==== Materials provided ====
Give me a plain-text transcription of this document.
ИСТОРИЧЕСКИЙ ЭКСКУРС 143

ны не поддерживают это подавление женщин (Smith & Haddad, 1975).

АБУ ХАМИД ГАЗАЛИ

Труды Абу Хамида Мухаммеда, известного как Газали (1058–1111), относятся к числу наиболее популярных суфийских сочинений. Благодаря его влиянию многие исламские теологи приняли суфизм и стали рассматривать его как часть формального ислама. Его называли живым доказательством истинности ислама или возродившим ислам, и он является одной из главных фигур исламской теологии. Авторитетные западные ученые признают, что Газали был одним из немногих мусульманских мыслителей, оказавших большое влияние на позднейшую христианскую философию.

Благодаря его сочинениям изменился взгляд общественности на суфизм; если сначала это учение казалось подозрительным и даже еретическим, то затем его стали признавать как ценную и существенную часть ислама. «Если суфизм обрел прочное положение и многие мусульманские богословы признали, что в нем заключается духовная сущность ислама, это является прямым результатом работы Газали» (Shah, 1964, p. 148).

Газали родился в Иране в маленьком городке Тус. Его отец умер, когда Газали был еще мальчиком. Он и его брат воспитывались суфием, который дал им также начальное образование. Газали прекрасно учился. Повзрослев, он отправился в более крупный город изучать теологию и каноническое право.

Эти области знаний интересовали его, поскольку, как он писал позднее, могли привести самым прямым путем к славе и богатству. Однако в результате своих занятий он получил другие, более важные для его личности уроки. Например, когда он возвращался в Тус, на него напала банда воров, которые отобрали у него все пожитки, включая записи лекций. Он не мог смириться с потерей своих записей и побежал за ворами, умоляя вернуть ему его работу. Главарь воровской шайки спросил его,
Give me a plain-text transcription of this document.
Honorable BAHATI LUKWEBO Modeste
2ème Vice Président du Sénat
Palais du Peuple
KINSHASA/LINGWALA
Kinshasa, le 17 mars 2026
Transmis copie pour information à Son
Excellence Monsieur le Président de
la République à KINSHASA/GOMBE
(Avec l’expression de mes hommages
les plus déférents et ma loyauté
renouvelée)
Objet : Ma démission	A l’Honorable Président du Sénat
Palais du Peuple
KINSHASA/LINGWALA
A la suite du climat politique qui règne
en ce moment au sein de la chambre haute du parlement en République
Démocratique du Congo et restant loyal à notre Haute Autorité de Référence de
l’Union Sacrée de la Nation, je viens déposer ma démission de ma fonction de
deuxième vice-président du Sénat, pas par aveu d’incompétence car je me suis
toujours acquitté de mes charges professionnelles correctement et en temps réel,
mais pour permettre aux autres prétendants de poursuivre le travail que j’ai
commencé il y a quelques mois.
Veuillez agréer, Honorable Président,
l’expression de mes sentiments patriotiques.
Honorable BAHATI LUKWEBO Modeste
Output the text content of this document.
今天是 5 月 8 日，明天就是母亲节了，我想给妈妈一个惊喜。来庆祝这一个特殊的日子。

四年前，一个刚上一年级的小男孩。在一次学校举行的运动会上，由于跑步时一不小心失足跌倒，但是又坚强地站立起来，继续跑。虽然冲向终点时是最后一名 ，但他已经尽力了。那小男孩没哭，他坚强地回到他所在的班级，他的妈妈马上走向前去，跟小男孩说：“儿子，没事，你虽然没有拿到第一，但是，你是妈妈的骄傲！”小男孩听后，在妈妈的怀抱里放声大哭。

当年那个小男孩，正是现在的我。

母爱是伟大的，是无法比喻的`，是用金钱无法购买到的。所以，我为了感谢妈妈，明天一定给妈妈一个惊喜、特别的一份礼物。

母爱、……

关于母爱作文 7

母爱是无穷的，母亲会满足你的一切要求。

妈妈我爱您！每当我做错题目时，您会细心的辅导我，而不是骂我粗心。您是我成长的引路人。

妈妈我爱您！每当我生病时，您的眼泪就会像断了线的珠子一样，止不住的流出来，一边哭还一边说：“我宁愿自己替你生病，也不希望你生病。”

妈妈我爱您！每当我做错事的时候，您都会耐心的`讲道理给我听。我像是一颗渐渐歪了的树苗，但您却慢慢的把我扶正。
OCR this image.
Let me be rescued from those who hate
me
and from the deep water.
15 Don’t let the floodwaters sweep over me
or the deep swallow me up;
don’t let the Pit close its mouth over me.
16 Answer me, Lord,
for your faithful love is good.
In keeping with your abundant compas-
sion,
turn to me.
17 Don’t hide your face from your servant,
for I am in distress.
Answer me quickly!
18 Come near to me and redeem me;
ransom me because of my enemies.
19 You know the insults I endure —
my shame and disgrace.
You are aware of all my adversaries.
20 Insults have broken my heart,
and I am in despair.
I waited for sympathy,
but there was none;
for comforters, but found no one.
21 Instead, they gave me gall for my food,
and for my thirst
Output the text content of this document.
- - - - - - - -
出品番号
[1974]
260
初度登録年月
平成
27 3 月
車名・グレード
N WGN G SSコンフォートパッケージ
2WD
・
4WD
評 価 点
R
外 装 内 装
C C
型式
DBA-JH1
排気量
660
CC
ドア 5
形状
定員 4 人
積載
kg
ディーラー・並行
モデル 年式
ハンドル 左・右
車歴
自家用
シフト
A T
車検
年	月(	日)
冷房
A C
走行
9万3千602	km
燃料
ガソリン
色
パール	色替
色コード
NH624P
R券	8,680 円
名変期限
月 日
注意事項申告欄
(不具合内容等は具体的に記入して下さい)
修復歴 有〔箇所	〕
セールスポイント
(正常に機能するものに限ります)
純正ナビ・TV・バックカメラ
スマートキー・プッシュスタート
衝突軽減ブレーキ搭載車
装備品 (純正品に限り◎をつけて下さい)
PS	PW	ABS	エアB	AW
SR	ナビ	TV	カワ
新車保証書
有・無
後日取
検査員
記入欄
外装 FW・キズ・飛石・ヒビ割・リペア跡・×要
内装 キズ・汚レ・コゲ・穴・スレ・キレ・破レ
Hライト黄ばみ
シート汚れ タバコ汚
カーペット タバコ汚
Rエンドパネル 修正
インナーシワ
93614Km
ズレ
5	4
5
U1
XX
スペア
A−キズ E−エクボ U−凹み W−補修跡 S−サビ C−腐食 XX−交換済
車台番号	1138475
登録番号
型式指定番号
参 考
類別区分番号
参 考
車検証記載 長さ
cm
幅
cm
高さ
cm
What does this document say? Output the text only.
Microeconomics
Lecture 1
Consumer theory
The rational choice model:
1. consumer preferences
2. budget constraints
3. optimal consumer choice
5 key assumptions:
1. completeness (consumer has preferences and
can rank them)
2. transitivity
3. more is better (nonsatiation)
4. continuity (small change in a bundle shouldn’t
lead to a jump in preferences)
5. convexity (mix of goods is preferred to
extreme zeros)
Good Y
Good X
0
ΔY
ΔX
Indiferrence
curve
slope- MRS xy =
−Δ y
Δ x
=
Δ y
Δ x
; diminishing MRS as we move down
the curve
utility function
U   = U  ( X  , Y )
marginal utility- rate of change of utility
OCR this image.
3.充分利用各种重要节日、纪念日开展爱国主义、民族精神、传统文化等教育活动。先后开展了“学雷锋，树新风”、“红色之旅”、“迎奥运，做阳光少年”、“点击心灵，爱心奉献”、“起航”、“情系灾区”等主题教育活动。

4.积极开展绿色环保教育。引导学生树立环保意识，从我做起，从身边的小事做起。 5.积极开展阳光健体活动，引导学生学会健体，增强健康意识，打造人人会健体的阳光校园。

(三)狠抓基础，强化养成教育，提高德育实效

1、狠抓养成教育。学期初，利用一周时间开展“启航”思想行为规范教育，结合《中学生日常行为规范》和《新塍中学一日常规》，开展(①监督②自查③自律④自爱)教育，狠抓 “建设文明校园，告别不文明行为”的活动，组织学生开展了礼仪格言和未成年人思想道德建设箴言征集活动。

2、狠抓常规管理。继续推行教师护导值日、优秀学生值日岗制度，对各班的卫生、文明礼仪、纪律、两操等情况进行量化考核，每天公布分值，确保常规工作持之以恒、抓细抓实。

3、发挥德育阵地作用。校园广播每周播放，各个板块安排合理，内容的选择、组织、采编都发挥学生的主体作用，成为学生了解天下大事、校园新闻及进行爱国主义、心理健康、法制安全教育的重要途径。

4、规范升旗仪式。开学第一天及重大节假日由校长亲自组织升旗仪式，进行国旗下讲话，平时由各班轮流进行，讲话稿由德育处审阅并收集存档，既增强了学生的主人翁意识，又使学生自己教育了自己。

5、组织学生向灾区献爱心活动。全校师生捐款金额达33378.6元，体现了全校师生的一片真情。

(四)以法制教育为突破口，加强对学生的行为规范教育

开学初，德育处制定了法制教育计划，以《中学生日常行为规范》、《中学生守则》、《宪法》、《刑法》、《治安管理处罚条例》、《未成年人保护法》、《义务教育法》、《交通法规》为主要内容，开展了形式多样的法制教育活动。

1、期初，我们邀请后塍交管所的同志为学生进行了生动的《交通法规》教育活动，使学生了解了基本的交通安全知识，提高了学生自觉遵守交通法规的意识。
====
| Given problem |
In the records above, tally the lines where the word "choice" appears, and give the number and nothing else.

| Exercise result |
2